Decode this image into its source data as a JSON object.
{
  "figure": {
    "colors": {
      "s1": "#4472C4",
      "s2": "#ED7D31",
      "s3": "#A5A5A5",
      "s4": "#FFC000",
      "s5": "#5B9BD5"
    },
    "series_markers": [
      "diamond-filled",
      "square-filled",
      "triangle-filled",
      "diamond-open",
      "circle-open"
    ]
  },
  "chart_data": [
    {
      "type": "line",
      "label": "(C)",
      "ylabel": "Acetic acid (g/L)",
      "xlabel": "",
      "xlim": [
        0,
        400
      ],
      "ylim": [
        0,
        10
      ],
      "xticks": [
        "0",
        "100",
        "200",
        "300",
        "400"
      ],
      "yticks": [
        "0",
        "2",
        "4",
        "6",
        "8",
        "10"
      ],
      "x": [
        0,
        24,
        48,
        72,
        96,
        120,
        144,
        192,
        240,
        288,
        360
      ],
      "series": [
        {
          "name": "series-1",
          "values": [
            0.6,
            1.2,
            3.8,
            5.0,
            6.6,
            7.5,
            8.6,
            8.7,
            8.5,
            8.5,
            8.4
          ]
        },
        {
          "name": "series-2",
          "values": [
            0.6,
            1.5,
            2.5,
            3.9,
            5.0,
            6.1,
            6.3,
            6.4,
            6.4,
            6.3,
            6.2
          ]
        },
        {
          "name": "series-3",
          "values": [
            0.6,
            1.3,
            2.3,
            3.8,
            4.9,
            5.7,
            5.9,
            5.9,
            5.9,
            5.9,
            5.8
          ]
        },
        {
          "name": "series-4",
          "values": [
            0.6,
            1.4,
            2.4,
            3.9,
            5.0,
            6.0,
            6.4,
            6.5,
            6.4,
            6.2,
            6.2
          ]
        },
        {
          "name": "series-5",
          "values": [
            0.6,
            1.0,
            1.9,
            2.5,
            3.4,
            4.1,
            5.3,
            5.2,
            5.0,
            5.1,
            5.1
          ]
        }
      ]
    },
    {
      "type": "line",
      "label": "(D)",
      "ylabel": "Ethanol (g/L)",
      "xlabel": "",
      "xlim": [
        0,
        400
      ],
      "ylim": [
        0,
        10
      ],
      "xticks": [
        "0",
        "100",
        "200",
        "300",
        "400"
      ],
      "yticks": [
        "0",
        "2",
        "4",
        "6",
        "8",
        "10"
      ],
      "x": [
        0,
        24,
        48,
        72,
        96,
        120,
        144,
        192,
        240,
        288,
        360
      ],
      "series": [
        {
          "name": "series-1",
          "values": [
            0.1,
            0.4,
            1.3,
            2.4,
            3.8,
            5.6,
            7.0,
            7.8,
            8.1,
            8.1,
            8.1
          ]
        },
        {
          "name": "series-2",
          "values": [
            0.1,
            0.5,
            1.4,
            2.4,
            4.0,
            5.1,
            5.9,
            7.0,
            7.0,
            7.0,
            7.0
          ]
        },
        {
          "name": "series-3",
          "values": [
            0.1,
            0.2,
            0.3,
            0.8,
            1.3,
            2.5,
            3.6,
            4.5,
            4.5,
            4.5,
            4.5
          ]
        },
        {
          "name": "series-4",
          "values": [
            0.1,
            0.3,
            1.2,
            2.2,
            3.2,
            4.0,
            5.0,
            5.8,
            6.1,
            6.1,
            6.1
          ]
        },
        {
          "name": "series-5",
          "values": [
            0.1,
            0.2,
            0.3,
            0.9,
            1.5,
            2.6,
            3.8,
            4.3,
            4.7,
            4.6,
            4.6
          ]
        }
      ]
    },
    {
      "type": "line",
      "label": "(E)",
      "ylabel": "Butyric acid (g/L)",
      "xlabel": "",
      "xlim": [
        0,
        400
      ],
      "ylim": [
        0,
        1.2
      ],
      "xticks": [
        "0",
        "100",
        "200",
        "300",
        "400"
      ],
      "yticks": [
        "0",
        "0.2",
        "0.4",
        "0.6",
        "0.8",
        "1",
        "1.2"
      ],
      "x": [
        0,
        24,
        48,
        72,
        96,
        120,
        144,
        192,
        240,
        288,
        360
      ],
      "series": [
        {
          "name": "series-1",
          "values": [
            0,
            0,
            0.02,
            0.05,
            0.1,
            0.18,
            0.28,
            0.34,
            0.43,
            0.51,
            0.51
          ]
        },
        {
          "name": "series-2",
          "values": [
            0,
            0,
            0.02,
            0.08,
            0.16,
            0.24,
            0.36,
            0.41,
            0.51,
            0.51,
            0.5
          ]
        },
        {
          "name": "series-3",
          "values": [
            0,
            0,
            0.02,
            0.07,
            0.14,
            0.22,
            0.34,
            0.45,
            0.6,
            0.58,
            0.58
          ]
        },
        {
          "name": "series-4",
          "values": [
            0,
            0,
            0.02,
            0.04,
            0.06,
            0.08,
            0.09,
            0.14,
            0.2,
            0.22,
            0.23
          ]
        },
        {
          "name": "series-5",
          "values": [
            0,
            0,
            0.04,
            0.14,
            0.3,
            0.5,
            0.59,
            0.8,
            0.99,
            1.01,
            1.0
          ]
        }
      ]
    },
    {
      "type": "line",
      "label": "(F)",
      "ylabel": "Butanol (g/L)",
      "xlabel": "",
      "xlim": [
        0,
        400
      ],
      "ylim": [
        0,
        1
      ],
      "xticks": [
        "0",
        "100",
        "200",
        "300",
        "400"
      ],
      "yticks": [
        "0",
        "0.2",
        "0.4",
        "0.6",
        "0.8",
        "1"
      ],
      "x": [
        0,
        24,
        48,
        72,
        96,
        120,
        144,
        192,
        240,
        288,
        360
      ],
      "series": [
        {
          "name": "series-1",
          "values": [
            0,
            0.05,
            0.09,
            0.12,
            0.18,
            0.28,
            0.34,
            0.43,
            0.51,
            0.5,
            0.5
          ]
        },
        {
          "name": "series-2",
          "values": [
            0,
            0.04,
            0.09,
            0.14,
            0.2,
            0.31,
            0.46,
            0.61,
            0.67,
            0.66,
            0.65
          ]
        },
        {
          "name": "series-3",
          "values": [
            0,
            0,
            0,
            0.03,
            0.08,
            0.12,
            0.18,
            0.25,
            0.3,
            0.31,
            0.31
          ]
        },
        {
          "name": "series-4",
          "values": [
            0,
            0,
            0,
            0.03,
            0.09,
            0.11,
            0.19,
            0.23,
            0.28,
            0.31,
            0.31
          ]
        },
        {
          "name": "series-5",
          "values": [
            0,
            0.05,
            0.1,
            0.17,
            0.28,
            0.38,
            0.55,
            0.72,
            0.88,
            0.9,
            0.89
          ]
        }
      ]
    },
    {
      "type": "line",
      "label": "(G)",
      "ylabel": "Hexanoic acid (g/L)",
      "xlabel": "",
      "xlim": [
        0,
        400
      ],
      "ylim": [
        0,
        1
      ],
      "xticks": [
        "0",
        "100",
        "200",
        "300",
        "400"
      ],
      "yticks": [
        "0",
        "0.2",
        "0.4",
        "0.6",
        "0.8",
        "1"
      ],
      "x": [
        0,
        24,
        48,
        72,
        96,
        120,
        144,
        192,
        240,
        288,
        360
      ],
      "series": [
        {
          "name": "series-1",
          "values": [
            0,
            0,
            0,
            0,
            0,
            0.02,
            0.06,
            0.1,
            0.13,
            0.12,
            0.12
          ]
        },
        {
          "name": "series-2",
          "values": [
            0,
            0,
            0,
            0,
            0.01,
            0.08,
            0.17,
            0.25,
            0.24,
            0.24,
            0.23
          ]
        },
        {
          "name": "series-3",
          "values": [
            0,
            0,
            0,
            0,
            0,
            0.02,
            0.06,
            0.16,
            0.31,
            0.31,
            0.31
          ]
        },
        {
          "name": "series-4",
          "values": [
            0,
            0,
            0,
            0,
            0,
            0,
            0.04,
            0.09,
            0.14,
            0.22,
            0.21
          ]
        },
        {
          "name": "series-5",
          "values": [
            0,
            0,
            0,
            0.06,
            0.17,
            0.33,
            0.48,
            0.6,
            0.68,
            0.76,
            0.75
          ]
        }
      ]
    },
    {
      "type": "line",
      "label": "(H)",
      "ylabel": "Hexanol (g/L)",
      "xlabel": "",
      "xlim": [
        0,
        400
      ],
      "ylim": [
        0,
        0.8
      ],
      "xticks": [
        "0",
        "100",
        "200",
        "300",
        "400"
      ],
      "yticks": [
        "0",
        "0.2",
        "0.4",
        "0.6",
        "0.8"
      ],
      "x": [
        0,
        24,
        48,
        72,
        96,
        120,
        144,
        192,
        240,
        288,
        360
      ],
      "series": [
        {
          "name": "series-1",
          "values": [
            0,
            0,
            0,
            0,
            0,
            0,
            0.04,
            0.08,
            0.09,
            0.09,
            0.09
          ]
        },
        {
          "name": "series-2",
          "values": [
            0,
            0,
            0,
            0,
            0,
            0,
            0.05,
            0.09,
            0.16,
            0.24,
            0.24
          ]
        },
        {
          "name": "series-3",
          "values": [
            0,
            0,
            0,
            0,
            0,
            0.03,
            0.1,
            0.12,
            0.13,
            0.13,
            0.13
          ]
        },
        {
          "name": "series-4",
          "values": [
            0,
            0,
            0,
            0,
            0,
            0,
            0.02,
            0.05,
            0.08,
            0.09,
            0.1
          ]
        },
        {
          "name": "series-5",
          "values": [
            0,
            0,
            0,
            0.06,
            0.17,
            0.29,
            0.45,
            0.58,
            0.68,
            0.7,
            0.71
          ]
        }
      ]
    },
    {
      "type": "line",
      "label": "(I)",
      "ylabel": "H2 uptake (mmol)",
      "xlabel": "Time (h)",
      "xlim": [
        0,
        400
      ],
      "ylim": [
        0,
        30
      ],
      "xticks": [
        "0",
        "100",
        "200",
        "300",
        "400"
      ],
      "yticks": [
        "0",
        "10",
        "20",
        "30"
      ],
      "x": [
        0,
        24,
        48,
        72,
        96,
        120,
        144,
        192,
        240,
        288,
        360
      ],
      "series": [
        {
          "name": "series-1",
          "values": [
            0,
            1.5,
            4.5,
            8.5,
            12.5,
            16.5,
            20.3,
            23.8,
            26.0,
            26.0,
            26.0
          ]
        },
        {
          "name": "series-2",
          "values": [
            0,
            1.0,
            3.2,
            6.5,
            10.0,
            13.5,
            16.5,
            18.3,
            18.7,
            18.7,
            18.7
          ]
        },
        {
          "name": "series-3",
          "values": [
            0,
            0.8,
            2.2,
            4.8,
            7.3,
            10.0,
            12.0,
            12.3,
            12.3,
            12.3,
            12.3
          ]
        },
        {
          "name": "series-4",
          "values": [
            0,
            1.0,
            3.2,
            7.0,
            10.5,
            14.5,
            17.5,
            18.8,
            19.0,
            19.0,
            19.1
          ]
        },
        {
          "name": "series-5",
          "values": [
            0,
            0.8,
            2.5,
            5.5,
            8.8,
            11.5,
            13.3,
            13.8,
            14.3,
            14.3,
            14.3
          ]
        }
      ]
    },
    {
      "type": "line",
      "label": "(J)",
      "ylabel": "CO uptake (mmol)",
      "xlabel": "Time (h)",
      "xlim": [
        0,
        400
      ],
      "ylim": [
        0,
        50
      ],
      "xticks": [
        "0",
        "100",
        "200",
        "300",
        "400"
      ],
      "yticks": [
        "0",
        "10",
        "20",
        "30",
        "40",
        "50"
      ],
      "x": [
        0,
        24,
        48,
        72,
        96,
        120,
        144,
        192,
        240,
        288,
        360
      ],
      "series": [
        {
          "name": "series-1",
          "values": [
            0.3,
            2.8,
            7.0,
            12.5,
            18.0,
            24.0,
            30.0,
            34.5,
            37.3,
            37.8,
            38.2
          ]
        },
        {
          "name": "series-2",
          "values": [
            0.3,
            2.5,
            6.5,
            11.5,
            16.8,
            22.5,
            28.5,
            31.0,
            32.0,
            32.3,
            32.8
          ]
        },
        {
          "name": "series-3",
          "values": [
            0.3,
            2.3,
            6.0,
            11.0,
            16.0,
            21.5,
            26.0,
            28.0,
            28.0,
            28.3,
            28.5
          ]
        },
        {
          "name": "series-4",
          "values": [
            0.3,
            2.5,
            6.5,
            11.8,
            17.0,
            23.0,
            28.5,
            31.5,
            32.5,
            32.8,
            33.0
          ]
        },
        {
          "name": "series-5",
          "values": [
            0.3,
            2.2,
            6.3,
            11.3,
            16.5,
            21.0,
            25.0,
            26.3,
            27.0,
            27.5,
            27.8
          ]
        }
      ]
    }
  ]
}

EXERCISE AIM - Within the listing above, find every line containing the string "ylabel" and return it.

OUTPUT -
      "ylabel": "Acetic acid (g/L)",
      "ylabel": "Ethanol (g/L)",
      "ylabel": "Butyric acid (g/L)",
      "ylabel": "Butanol (g/L)",
      "ylabel": "Hexanoic acid (g/L)",
      "ylabel": "Hexanol (g/L)",
      "ylabel": "H2 uptake (mmol)",
      "ylabel": "CO uptake (mmol)",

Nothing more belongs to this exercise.